[Written exercise]:
Convert the data below into a JSON list of strings, one string per line and no blank lines. Begin at the first line of the data and stop after the line that contains "report-body: [20, 177, 506, 507]".

[Input records]:

⁂

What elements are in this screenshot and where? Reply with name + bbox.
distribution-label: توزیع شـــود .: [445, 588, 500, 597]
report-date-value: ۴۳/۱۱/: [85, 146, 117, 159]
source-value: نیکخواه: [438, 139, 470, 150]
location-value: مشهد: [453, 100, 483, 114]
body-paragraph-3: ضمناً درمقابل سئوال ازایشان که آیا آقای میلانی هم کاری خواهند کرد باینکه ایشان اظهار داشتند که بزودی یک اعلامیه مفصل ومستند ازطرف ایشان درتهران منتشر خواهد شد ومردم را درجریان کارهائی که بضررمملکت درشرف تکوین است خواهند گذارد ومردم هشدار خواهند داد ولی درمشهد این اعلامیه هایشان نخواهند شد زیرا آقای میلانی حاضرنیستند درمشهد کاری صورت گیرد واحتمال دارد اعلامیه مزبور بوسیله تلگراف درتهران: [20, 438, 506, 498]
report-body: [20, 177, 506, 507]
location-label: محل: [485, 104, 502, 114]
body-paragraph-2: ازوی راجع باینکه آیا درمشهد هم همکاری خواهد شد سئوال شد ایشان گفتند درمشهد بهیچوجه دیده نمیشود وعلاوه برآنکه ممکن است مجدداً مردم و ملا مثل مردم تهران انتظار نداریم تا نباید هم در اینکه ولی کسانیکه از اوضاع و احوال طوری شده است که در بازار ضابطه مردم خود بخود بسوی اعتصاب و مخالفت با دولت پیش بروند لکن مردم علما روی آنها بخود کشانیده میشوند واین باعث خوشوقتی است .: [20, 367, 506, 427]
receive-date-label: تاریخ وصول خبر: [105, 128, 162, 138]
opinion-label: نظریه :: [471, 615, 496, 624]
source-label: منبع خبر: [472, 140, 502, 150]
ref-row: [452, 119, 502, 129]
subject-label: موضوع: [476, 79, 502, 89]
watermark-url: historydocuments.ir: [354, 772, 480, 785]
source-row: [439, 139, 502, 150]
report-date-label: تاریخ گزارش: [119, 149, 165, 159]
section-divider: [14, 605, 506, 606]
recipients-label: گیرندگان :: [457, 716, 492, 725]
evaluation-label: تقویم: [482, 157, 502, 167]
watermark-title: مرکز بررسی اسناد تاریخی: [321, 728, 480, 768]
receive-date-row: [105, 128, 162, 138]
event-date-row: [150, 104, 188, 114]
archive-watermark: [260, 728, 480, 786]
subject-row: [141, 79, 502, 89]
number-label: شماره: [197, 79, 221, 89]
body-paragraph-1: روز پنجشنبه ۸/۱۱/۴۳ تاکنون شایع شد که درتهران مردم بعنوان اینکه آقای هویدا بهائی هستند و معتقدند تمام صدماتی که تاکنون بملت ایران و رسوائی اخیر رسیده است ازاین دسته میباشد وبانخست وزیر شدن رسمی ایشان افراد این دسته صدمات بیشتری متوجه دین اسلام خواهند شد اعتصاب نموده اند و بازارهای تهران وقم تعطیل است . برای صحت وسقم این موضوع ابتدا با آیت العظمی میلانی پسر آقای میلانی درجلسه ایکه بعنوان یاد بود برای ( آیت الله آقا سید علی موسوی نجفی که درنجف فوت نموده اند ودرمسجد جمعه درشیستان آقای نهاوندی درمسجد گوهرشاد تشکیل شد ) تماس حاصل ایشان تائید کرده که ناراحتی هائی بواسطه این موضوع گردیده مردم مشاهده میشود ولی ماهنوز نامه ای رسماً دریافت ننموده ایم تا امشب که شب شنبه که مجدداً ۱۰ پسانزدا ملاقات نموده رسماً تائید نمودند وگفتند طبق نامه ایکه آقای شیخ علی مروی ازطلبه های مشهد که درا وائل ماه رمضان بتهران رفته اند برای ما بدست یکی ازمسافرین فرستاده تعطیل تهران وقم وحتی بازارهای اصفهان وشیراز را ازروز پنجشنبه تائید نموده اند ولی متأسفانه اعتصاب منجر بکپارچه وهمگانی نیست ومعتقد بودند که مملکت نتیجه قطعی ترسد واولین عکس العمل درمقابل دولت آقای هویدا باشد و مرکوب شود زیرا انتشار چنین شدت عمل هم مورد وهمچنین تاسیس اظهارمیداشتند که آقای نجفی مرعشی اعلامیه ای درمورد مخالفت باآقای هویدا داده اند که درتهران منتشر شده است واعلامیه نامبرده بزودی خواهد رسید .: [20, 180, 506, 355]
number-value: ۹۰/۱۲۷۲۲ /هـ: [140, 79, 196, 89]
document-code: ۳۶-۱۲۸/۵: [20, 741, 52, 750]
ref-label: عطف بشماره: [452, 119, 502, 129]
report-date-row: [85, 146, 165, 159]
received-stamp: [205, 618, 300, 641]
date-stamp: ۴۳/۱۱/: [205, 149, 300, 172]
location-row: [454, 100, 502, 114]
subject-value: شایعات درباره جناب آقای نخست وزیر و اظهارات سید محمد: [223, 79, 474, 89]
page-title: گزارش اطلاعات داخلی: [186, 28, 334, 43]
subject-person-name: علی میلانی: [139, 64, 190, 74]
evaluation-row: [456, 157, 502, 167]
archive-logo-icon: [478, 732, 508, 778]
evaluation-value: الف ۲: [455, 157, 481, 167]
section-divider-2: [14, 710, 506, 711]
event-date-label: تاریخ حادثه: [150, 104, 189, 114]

⁂

[Result of this exercise]:
[
  "What elements are in this screenshot and where? Reply with name + bbox.",
  "distribution-label: توزیع شـــود .: [445, 588, 500, 597]",
  "report-date-value: ۴۳/۱۱/: [85, 146, 117, 159]",
  "source-value: نیکخواه: [438, 139, 470, 150]",
  "location-value: مشهد: [453, 100, 483, 114]",
  "body-paragraph-3: ضمناً درمقابل سئوال ازایشان که آیا آقای میلانی هم کاری خواهند کرد باینکه ایشان اظهار داشتند که بزودی یک اعلامیه مفصل ومستند ازطرف ایشان درتهران منتشر خواهد شد ومردم را درجریان کارهائی که بضررمملکت درشرف تکوین است خواهند گذارد ومردم هشدار خواهند داد ولی درمشهد این اعلامیه هایشان نخواهند شد زیرا آقای میلانی حاضرنیستند درمشهد کاری صورت گیرد واحتمال دارد اعلامیه مزبور بوسیله تلگراف درتهران: [20, 438, 506, 498]",
  "report-body: [20, 177, 506, 507]"
]